[Dataset items]
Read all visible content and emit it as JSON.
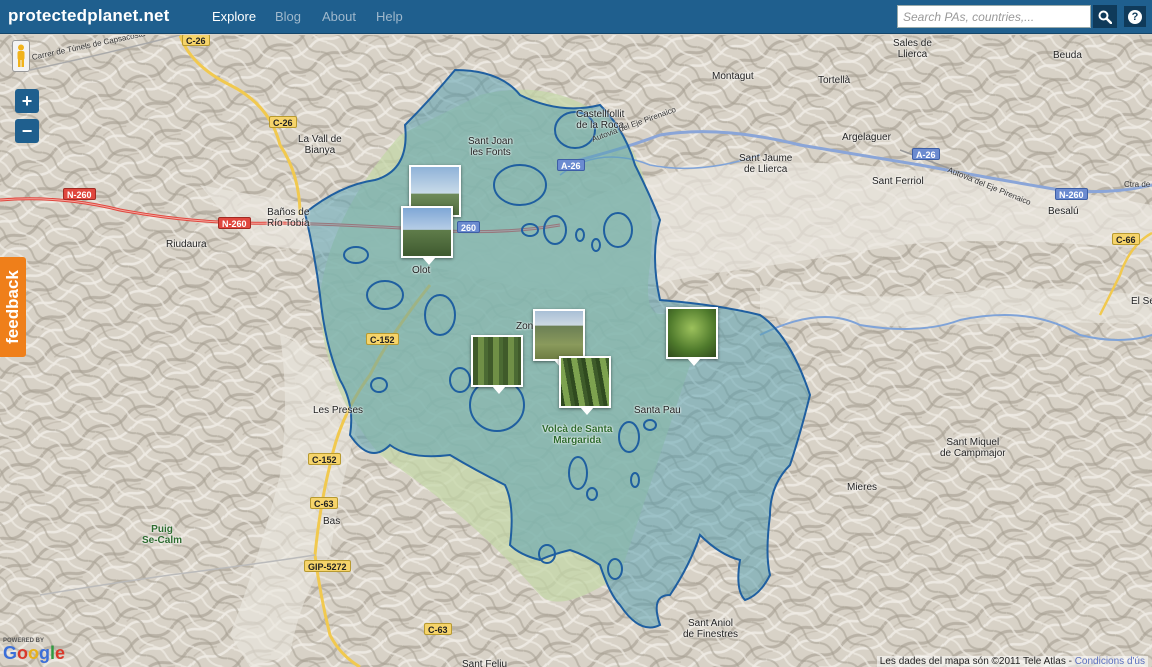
{
  "header": {
    "logo": "protectedplanet.net",
    "nav": [
      {
        "label": "Explore",
        "active": true
      },
      {
        "label": "Blog",
        "active": false
      },
      {
        "label": "About",
        "active": false
      },
      {
        "label": "Help",
        "active": false
      }
    ],
    "search_placeholder": "Search PAs, countries,...",
    "search_icon": "magnifier-icon",
    "help_icon": "question-icon"
  },
  "map": {
    "controls": {
      "zoom_in": "+",
      "zoom_out": "−",
      "pegman_icon": "street-view-pegman-icon"
    },
    "feedback_label": "feedback",
    "place_labels": {
      "sales": "Sales de\nLlierca",
      "beuda": "Beuda",
      "montagut": "Montagut",
      "tortella": "Tortellà",
      "castellfollit": "Castellfollit\nde la Roca",
      "santjoan": "Sant Joan\nles Fonts",
      "argelaguer": "Argelaguer",
      "valldebianya": "La Vall de\nBianya",
      "santjaume": "Sant Jaume\nde Llierca",
      "santferriol": "Sant Ferriol",
      "besalu": "Besalú",
      "banyos": "Baños de\nRío Tobía",
      "riudaura": "Riudaura",
      "olot": "Olot",
      "lespreses": "Les Preses",
      "santapau": "Santa Pau",
      "santmiquel": "Sant Miquel\nde Campmajor",
      "mieres": "Mieres",
      "bas": "Bas",
      "santaniol": "Sant Aniol\nde Finestres",
      "santfeliu": "Sant Feliu",
      "elses": "El Se"
    },
    "park_labels": {
      "puig": "Puig\nSe-Calm",
      "volca": "Volcà de Santa\nMargarida",
      "zona": "Zon"
    },
    "road_shields": {
      "c26a": "C-26",
      "c26b": "C-26",
      "n260a": "N-260",
      "n260b": "N-260",
      "n260c": "N-260",
      "n260d": "260",
      "a26a": "A-26",
      "a26b": "A-26",
      "c66": "C-66",
      "c152a": "C-152",
      "c152b": "C-152",
      "c63a": "C-63",
      "c63b": "C-63",
      "gip": "GIP-5272"
    },
    "road_names": {
      "carrer": "Carrer de Túnels de Capsacosta",
      "autovia1": "Autovia del Eje Pirenaico",
      "autovia2": "Autovia del Eje Pirenaico",
      "ctra": "Ctra de"
    },
    "attribution": "Les dades del mapa són ©2011 Tele Atlas -",
    "attribution_link": "Condicions d'ús",
    "powered_by": "POWERED BY",
    "google": "Google"
  },
  "colors": {
    "header_bg": "#1f5f8e",
    "protected_area_fill": "#5aa0b0",
    "protected_area_stroke": "#1f5fa0",
    "feedback_tab": "#ef7f1a"
  }
}
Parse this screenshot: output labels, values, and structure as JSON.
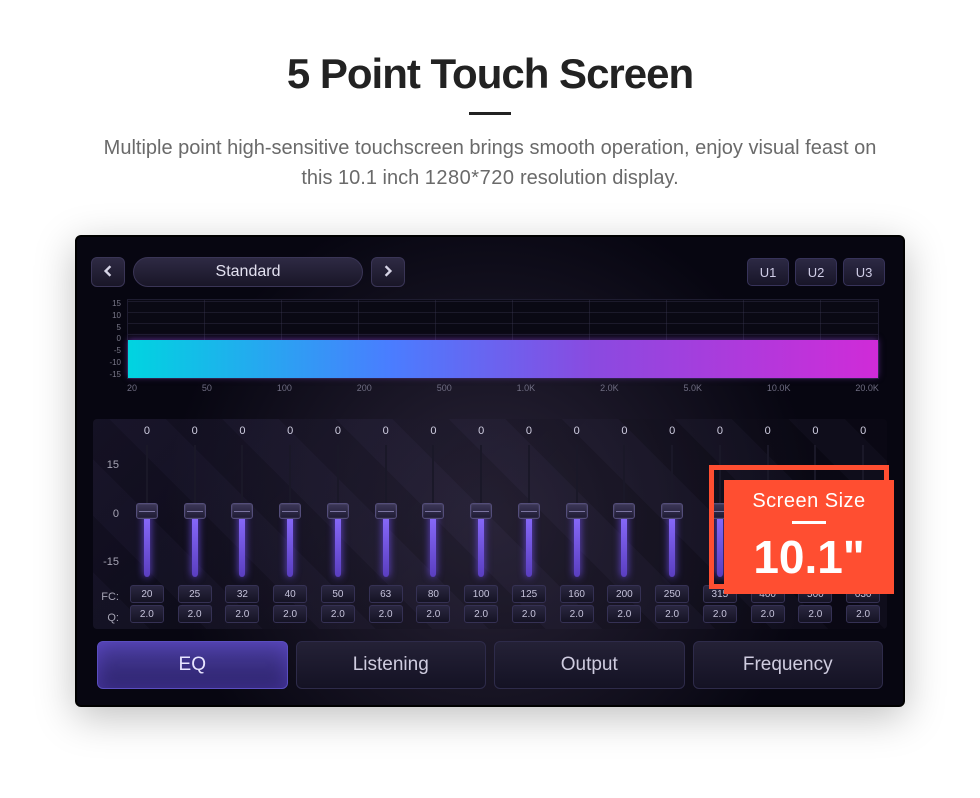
{
  "header": {
    "title": "5 Point Touch Screen",
    "subtitle_a": "Multiple point high-sensitive touchscreen brings smooth operation, enjoy visual feast on",
    "subtitle_b": "this 10.1 inch",
    "subtitle_res": "1280*720",
    "subtitle_c": "resolution display."
  },
  "badge": {
    "label": "Screen Size",
    "value": "10.1\""
  },
  "eq": {
    "preset": "Standard",
    "user_buttons": [
      "U1",
      "U2",
      "U3"
    ],
    "spectrum": {
      "y_ticks": [
        "15",
        "10",
        "5",
        "0",
        "-5",
        "-10",
        "-15"
      ],
      "x_ticks": [
        "20",
        "50",
        "100",
        "200",
        "500",
        "1.0K",
        "2.0K",
        "5.0K",
        "10.0K",
        "20.0K"
      ]
    },
    "slider_labels": {
      "top": "15",
      "mid": "0",
      "bot": "-15",
      "fc": "FC:",
      "q": "Q:"
    },
    "bands": [
      {
        "val": "0",
        "fc": "20",
        "q": "2.0"
      },
      {
        "val": "0",
        "fc": "25",
        "q": "2.0"
      },
      {
        "val": "0",
        "fc": "32",
        "q": "2.0"
      },
      {
        "val": "0",
        "fc": "40",
        "q": "2.0"
      },
      {
        "val": "0",
        "fc": "50",
        "q": "2.0"
      },
      {
        "val": "0",
        "fc": "63",
        "q": "2.0"
      },
      {
        "val": "0",
        "fc": "80",
        "q": "2.0"
      },
      {
        "val": "0",
        "fc": "100",
        "q": "2.0"
      },
      {
        "val": "0",
        "fc": "125",
        "q": "2.0"
      },
      {
        "val": "0",
        "fc": "160",
        "q": "2.0"
      },
      {
        "val": "0",
        "fc": "200",
        "q": "2.0"
      },
      {
        "val": "0",
        "fc": "250",
        "q": "2.0"
      },
      {
        "val": "0",
        "fc": "315",
        "q": "2.0"
      },
      {
        "val": "0",
        "fc": "400",
        "q": "2.0"
      },
      {
        "val": "0",
        "fc": "500",
        "q": "2.0"
      },
      {
        "val": "0",
        "fc": "630",
        "q": "2.0"
      }
    ],
    "tabs": [
      "EQ",
      "Listening",
      "Output",
      "Frequency"
    ],
    "active_tab": 0
  }
}
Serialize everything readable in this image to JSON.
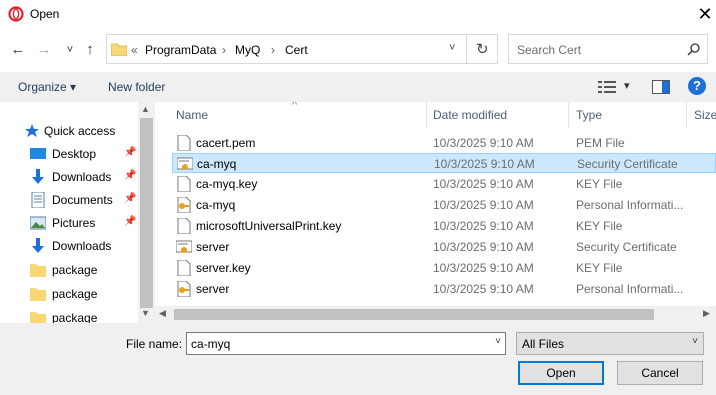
{
  "window": {
    "title": "Open",
    "app_icon": "opera-icon",
    "close_symbol": "✕"
  },
  "nav": {
    "back": "←",
    "forward": "→",
    "recent": "˅",
    "up": "↑",
    "address": {
      "overflow": "«",
      "segments": [
        "ProgramData",
        "MyQ",
        "Cert"
      ],
      "separator": "›",
      "dropdown": "˅"
    },
    "refresh": "↻",
    "search_placeholder": "Search Cert"
  },
  "toolbar": {
    "organize": "Organize ▾",
    "new_folder": "New folder",
    "view_glyph": "▾",
    "help": "?"
  },
  "sidebar": {
    "items": [
      {
        "label": "Quick access",
        "icon": "star-icon",
        "pinned": false
      },
      {
        "label": "Desktop",
        "icon": "desktop-icon",
        "pinned": true
      },
      {
        "label": "Downloads",
        "icon": "download-icon",
        "pinned": true
      },
      {
        "label": "Documents",
        "icon": "documents-icon",
        "pinned": true
      },
      {
        "label": "Pictures",
        "icon": "pictures-icon",
        "pinned": true
      },
      {
        "label": "Downloads",
        "icon": "download-icon",
        "pinned": false
      },
      {
        "label": "package",
        "icon": "folder-icon",
        "pinned": false
      },
      {
        "label": "package",
        "icon": "folder-icon",
        "pinned": false
      },
      {
        "label": "package",
        "icon": "folder-icon",
        "pinned": false
      }
    ],
    "pin_glyph": "📌"
  },
  "columns": {
    "name": "Name",
    "date": "Date modified",
    "type": "Type",
    "size": "Size",
    "sort_glyph": "^"
  },
  "files": [
    {
      "name": "cacert.pem",
      "date": "10/3/2025 9:10 AM",
      "type": "PEM File",
      "icon": "file-icon",
      "selected": false
    },
    {
      "name": "ca-myq",
      "date": "10/3/2025 9:10 AM",
      "type": "Security Certificate",
      "icon": "certificate-icon",
      "selected": true
    },
    {
      "name": "ca-myq.key",
      "date": "10/3/2025 9:10 AM",
      "type": "KEY File",
      "icon": "file-icon",
      "selected": false
    },
    {
      "name": "ca-myq",
      "date": "10/3/2025 9:10 AM",
      "type": "Personal Informati...",
      "icon": "pfx-icon",
      "selected": false
    },
    {
      "name": "microsoftUniversalPrint.key",
      "date": "10/3/2025 9:10 AM",
      "type": "KEY File",
      "icon": "file-icon",
      "selected": false
    },
    {
      "name": "server",
      "date": "10/3/2025 9:10 AM",
      "type": "Security Certificate",
      "icon": "certificate-icon",
      "selected": false
    },
    {
      "name": "server.key",
      "date": "10/3/2025 9:10 AM",
      "type": "KEY File",
      "icon": "file-icon",
      "selected": false
    },
    {
      "name": "server",
      "date": "10/3/2025 9:10 AM",
      "type": "Personal Informati...",
      "icon": "pfx-icon",
      "selected": false
    }
  ],
  "footer": {
    "filename_label": "File name:",
    "filename_value": "ca-myq",
    "filter_value": "All Files",
    "open": "Open",
    "cancel": "Cancel",
    "dropdown": "˅"
  },
  "colors": {
    "selection": "#cce8ff",
    "selection_border": "#99d1ff",
    "accent": "#0078d7",
    "folder": "#f8d775",
    "help": "#1e6fd9"
  }
}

The exercise:
Go through the records and gather the lines that hold "this".

In response:
Parse this screenshot: output labels, values, and structure as JSON.
    "subtitle_b": "this 10.1 inch",
Serialize everything readable in this image to JSON.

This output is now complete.